===== Source data =====

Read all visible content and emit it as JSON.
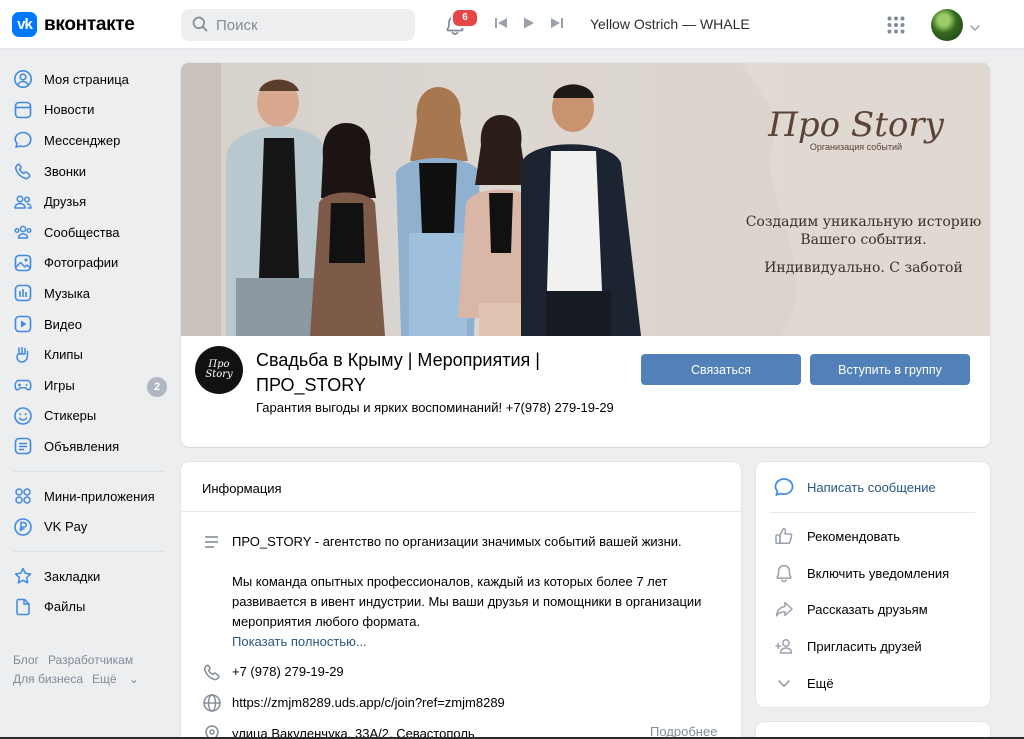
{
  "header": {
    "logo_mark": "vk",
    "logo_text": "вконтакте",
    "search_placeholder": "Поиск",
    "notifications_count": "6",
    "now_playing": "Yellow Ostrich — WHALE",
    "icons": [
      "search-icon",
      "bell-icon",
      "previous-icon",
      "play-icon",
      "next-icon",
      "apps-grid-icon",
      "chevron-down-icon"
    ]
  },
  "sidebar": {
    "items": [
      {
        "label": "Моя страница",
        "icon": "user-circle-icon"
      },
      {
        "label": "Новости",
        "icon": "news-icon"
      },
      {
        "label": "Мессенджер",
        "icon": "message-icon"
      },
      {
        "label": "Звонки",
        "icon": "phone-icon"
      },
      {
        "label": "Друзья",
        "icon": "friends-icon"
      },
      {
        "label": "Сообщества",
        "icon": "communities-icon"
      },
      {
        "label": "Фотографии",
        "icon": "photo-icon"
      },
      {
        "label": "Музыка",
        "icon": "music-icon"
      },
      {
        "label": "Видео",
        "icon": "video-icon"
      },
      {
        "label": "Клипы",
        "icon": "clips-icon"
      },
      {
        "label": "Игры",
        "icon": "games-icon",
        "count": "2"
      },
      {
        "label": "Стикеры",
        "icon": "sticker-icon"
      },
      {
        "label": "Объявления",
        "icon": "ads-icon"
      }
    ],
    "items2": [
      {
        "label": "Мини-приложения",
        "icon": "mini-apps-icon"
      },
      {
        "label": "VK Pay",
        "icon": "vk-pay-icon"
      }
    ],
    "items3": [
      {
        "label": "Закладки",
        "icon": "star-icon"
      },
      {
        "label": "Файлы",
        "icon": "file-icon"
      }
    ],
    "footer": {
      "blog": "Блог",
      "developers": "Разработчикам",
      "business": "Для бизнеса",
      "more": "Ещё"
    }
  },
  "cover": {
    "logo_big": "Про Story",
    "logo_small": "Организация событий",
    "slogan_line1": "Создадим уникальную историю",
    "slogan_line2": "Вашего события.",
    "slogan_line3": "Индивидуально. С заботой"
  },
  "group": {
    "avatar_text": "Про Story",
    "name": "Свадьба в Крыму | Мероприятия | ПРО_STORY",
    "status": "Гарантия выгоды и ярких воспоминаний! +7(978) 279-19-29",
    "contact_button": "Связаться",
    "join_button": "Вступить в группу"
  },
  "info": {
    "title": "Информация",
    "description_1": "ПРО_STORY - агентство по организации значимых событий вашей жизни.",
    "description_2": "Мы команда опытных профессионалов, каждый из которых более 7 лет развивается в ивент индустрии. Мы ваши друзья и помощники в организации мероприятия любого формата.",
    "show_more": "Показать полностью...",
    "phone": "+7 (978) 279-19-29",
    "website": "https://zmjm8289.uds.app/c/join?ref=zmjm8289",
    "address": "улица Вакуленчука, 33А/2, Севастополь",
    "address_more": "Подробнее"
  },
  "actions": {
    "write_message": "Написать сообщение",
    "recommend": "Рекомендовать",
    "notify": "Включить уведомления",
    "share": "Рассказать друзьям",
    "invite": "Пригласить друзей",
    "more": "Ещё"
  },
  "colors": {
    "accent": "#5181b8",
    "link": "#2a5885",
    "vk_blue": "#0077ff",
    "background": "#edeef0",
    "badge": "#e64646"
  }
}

=====

Problem to solve — Copy each line above precisely, dropping the pictures.

Solved exercise —
Read all visible content and emit it as JSON.
{
  "header": {
    "logo_mark": "vk",
    "logo_text": "вконтакте",
    "search_placeholder": "Поиск",
    "notifications_count": "6",
    "now_playing": "Yellow Ostrich — WHALE",
    "icons": [
      "search-icon",
      "bell-icon",
      "previous-icon",
      "play-icon",
      "next-icon",
      "apps-grid-icon",
      "chevron-down-icon"
    ]
  },
  "sidebar": {
    "items": [
      {
        "label": "Моя страница",
        "icon": "user-circle-icon"
      },
      {
        "label": "Новости",
        "icon": "news-icon"
      },
      {
        "label": "Мессенджер",
        "icon": "message-icon"
      },
      {
        "label": "Звонки",
        "icon": "phone-icon"
      },
      {
        "label": "Друзья",
        "icon": "friends-icon"
      },
      {
        "label": "Сообщества",
        "icon": "communities-icon"
      },
      {
        "label": "Фотографии",
        "icon": "photo-icon"
      },
      {
        "label": "Музыка",
        "icon": "music-icon"
      },
      {
        "label": "Видео",
        "icon": "video-icon"
      },
      {
        "label": "Клипы",
        "icon": "clips-icon"
      },
      {
        "label": "Игры",
        "icon": "games-icon",
        "count": "2"
      },
      {
        "label": "Стикеры",
        "icon": "sticker-icon"
      },
      {
        "label": "Объявления",
        "icon": "ads-icon"
      }
    ],
    "items2": [
      {
        "label": "Мини-приложения",
        "icon": "mini-apps-icon"
      },
      {
        "label": "VK Pay",
        "icon": "vk-pay-icon"
      }
    ],
    "items3": [
      {
        "label": "Закладки",
        "icon": "star-icon"
      },
      {
        "label": "Файлы",
        "icon": "file-icon"
      }
    ],
    "footer": {
      "blog": "Блог",
      "developers": "Разработчикам",
      "business": "Для бизнеса",
      "more": "Ещё"
    }
  },
  "cover": {
    "logo_big": "Про Story",
    "logo_small": "Организация событий",
    "slogan_line1": "Создадим уникальную историю",
    "slogan_line2": "Вашего события.",
    "slogan_line3": "Индивидуально. С заботой"
  },
  "group": {
    "avatar_text": "Про Story",
    "name": "Свадьба в Крыму | Мероприятия | ПРО_STORY",
    "status": "Гарантия выгоды и ярких воспоминаний! +7(978) 279-19-29",
    "contact_button": "Связаться",
    "join_button": "Вступить в группу"
  },
  "info": {
    "title": "Информация",
    "description_1": "ПРО_STORY - агентство по организации значимых событий вашей жизни.",
    "description_2": "Мы команда опытных профессионалов, каждый из которых более 7 лет развивается в ивент индустрии. Мы ваши друзья и помощники в организации мероприятия любого формата.",
    "show_more": "Показать полностью...",
    "phone": "+7 (978) 279-19-29",
    "website": "https://zmjm8289.uds.app/c/join?ref=zmjm8289",
    "address": "улица Вакуленчука, 33А/2, Севастополь",
    "address_more": "Подробнее"
  },
  "actions": {
    "write_message": "Написать сообщение",
    "recommend": "Рекомендовать",
    "notify": "Включить уведомления",
    "share": "Рассказать друзьям",
    "invite": "Пригласить друзей",
    "more": "Ещё"
  },
  "colors": {
    "accent": "#5181b8",
    "link": "#2a5885",
    "vk_blue": "#0077ff",
    "background": "#edeef0",
    "badge": "#e64646"
  }
}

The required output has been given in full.